● **Material for this task**
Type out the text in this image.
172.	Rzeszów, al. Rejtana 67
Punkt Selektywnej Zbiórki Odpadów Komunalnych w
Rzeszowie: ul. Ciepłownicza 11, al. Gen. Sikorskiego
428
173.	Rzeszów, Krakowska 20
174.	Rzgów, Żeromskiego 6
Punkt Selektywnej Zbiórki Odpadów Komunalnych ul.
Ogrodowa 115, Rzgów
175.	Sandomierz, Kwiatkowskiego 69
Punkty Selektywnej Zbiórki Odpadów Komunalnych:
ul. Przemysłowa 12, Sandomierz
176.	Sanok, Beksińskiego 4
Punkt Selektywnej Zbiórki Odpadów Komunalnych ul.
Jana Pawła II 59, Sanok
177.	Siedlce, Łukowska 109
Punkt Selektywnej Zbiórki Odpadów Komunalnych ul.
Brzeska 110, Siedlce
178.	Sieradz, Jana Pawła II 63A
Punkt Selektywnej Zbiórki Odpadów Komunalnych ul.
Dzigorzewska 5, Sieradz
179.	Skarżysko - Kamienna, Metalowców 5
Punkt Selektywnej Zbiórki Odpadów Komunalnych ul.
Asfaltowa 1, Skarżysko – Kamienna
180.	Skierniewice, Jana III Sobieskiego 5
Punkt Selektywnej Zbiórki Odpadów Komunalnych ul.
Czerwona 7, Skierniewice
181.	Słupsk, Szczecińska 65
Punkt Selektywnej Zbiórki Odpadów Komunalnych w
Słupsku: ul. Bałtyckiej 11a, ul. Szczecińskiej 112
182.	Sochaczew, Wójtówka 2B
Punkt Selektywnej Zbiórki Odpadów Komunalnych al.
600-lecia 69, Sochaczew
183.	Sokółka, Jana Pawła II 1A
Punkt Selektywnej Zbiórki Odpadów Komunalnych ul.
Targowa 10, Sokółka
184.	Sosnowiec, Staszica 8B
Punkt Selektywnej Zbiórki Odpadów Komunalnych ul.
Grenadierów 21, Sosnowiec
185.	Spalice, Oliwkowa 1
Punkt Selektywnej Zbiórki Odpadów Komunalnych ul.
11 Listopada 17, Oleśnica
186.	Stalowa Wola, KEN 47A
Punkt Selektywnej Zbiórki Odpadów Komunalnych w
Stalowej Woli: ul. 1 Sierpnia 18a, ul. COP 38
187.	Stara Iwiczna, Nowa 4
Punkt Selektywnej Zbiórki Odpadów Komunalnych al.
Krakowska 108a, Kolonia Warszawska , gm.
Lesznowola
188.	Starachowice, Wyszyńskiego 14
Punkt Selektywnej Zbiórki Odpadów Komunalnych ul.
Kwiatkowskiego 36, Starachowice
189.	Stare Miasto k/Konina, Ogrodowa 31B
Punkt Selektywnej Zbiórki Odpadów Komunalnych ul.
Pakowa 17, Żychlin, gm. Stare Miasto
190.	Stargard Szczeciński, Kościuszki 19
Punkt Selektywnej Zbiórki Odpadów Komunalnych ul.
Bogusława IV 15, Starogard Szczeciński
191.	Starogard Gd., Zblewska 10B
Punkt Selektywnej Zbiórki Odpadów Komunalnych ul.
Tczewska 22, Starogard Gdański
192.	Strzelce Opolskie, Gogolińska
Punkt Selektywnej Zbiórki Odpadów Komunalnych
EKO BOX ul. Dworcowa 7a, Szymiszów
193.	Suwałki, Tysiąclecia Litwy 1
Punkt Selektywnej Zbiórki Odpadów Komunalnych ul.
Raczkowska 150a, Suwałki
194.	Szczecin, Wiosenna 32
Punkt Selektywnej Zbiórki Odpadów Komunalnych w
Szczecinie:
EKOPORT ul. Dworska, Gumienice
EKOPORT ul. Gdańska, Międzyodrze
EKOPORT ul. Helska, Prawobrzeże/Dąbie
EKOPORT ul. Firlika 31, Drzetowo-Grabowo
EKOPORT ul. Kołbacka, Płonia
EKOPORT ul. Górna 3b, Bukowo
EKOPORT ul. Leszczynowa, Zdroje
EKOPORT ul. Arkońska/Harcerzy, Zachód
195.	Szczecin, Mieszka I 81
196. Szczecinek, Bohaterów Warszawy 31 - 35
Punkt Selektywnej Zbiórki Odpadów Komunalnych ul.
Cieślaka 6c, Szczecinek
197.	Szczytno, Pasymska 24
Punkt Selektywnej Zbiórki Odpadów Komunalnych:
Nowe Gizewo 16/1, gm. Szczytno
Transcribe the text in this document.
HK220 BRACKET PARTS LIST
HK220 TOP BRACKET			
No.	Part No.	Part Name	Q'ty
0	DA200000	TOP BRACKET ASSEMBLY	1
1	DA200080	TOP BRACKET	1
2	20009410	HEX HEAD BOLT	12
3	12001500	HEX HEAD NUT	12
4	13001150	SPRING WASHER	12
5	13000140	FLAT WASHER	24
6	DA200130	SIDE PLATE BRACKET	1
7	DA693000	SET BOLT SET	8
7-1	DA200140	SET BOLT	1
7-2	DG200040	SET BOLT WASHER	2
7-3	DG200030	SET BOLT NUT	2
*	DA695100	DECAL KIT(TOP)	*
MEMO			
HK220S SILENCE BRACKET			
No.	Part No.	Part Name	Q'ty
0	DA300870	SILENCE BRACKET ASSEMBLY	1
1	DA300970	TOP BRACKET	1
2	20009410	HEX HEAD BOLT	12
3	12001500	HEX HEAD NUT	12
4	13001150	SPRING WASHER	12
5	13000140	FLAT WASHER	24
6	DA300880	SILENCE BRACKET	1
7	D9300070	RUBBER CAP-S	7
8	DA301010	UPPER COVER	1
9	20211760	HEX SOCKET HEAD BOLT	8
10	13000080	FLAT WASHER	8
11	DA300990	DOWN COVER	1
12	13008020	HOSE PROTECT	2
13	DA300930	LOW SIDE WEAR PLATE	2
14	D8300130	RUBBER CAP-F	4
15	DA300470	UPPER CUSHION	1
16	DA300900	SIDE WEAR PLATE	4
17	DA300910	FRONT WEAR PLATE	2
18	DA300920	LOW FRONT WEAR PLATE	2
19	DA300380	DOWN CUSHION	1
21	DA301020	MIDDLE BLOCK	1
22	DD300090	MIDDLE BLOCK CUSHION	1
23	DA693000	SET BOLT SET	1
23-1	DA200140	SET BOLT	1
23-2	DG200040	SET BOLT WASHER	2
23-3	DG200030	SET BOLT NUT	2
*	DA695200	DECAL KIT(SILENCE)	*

● **To do**
Repeat the preceding lines exactly, please, every one of them.

● **Answer to the task**
Type out the text in this image.
172.	Rzeszów, al. Rejtana 67
Punkt Selektywnej Zbiórki Odpadów Komunalnych w
Rzeszowie: ul. Ciepłownicza 11, al. Gen. Sikorskiego
428
173.	Rzeszów, Krakowska 20
174.	Rzgów, Żeromskiego 6
Punkt Selektywnej Zbiórki Odpadów Komunalnych ul.
Ogrodowa 115, Rzgów
175.	Sandomierz, Kwiatkowskiego 69
Punkty Selektywnej Zbiórki Odpadów Komunalnych:
ul. Przemysłowa 12, Sandomierz
176.	Sanok, Beksińskiego 4
Punkt Selektywnej Zbiórki Odpadów Komunalnych ul.
Jana Pawła II 59, Sanok
177.	Siedlce, Łukowska 109
Punkt Selektywnej Zbiórki Odpadów Komunalnych ul.
Brzeska 110, Siedlce
178.	Sieradz, Jana Pawła II 63A
Punkt Selektywnej Zbiórki Odpadów Komunalnych ul.
Dzigorzewska 5, Sieradz
179.	Skarżysko - Kamienna, Metalowców 5
Punkt Selektywnej Zbiórki Odpadów Komunalnych ul.
Asfaltowa 1, Skarżysko – Kamienna
180.	Skierniewice, Jana III Sobieskiego 5
Punkt Selektywnej Zbiórki Odpadów Komunalnych ul.
Czerwona 7, Skierniewice
181.	Słupsk, Szczecińska 65
Punkt Selektywnej Zbiórki Odpadów Komunalnych w
Słupsku: ul. Bałtyckiej 11a, ul. Szczecińskiej 112
182.	Sochaczew, Wójtówka 2B
Punkt Selektywnej Zbiórki Odpadów Komunalnych al.
600-lecia 69, Sochaczew
183.	Sokółka, Jana Pawła II 1A
Punkt Selektywnej Zbiórki Odpadów Komunalnych ul.
Targowa 10, Sokółka
184.	Sosnowiec, Staszica 8B
Punkt Selektywnej Zbiórki Odpadów Komunalnych ul.
Grenadierów 21, Sosnowiec
185.	Spalice, Oliwkowa 1
Punkt Selektywnej Zbiórki Odpadów Komunalnych ul.
11 Listopada 17, Oleśnica
186.	Stalowa Wola, KEN 47A
Punkt Selektywnej Zbiórki Odpadów Komunalnych w
Stalowej Woli: ul. 1 Sierpnia 18a, ul. COP 38
187.	Stara Iwiczna, Nowa 4
Punkt Selektywnej Zbiórki Odpadów Komunalnych al.
Krakowska 108a, Kolonia Warszawska , gm.
Lesznowola
188.	Starachowice, Wyszyńskiego 14
Punkt Selektywnej Zbiórki Odpadów Komunalnych ul.
Kwiatkowskiego 36, Starachowice
189.	Stare Miasto k/Konina, Ogrodowa 31B
Punkt Selektywnej Zbiórki Odpadów Komunalnych ul.
Pakowa 17, Żychlin, gm. Stare Miasto
190.	Stargard Szczeciński, Kościuszki 19
Punkt Selektywnej Zbiórki Odpadów Komunalnych ul.
Bogusława IV 15, Starogard Szczeciński
191.	Starogard Gd., Zblewska 10B
Punkt Selektywnej Zbiórki Odpadów Komunalnych ul.
Tczewska 22, Starogard Gdański
192.	Strzelce Opolskie, Gogolińska
Punkt Selektywnej Zbiórki Odpadów Komunalnych
EKO BOX ul. Dworcowa 7a, Szymiszów
193.	Suwałki, Tysiąclecia Litwy 1
Punkt Selektywnej Zbiórki Odpadów Komunalnych ul.
Raczkowska 150a, Suwałki
194.	Szczecin, Wiosenna 32
Punkt Selektywnej Zbiórki Odpadów Komunalnych w
Szczecinie:
EKOPORT ul. Dworska, Gumienice
EKOPORT ul. Gdańska, Międzyodrze
EKOPORT ul. Helska, Prawobrzeże/Dąbie
EKOPORT ul. Firlika 31, Drzetowo-Grabowo
EKOPORT ul. Kołbacka, Płonia
EKOPORT ul. Górna 3b, Bukowo
EKOPORT ul. Leszczynowa, Zdroje
EKOPORT ul. Arkońska/Harcerzy, Zachód
195.	Szczecin, Mieszka I 81
196. Szczecinek, Bohaterów Warszawy 31 - 35
Punkt Selektywnej Zbiórki Odpadów Komunalnych ul.
Cieślaka 6c, Szczecinek
197.	Szczytno, Pasymska 24
Punkt Selektywnej Zbiórki Odpadów Komunalnych:
Nowe Gizewo 16/1, gm. Szczytno
Transcribe the text in this document.
HK220 BRACKET PARTS LIST
HK220 TOP BRACKET			
No.	Part No.	Part Name	Q'ty
0	DA200000	TOP BRACKET ASSEMBLY	1
1	DA200080	TOP BRACKET	1
2	20009410	HEX HEAD BOLT	12
3	12001500	HEX HEAD NUT	12
4	13001150	SPRING WASHER	12
5	13000140	FLAT WASHER	24
6	DA200130	SIDE PLATE BRACKET	1
7	DA693000	SET BOLT SET	8
7-1	DA200140	SET BOLT	1
7-2	DG200040	SET BOLT WASHER	2
7-3	DG200030	SET BOLT NUT	2
*	DA695100	DECAL KIT(TOP)	*
MEMO			
HK220S SILENCE BRACKET			
No.	Part No.	Part Name	Q'ty
0	DA300870	SILENCE BRACKET ASSEMBLY	1
1	DA300970	TOP BRACKET	1
2	20009410	HEX HEAD BOLT	12
3	12001500	HEX HEAD NUT	12
4	13001150	SPRING WASHER	12
5	13000140	FLAT WASHER	24
6	DA300880	SILENCE BRACKET	1
7	D9300070	RUBBER CAP-S	7
8	DA301010	UPPER COVER	1
9	20211760	HEX SOCKET HEAD BOLT	8
10	13000080	FLAT WASHER	8
11	DA300990	DOWN COVER	1
12	13008020	HOSE PROTECT	2
13	DA300930	LOW SIDE WEAR PLATE	2
14	D8300130	RUBBER CAP-F	4
15	DA300470	UPPER CUSHION	1
16	DA300900	SIDE WEAR PLATE	4
17	DA300910	FRONT WEAR PLATE	2
18	DA300920	LOW FRONT WEAR PLATE	2
19	DA300380	DOWN CUSHION	1
21	DA301020	MIDDLE BLOCK	1
22	DD300090	MIDDLE BLOCK CUSHION	1
23	DA693000	SET BOLT SET	1
23-1	DA200140	SET BOLT	1
23-2	DG200040	SET BOLT WASHER	2
23-3	DG200030	SET BOLT NUT	2
*	DA695200	DECAL KIT(SILENCE)	*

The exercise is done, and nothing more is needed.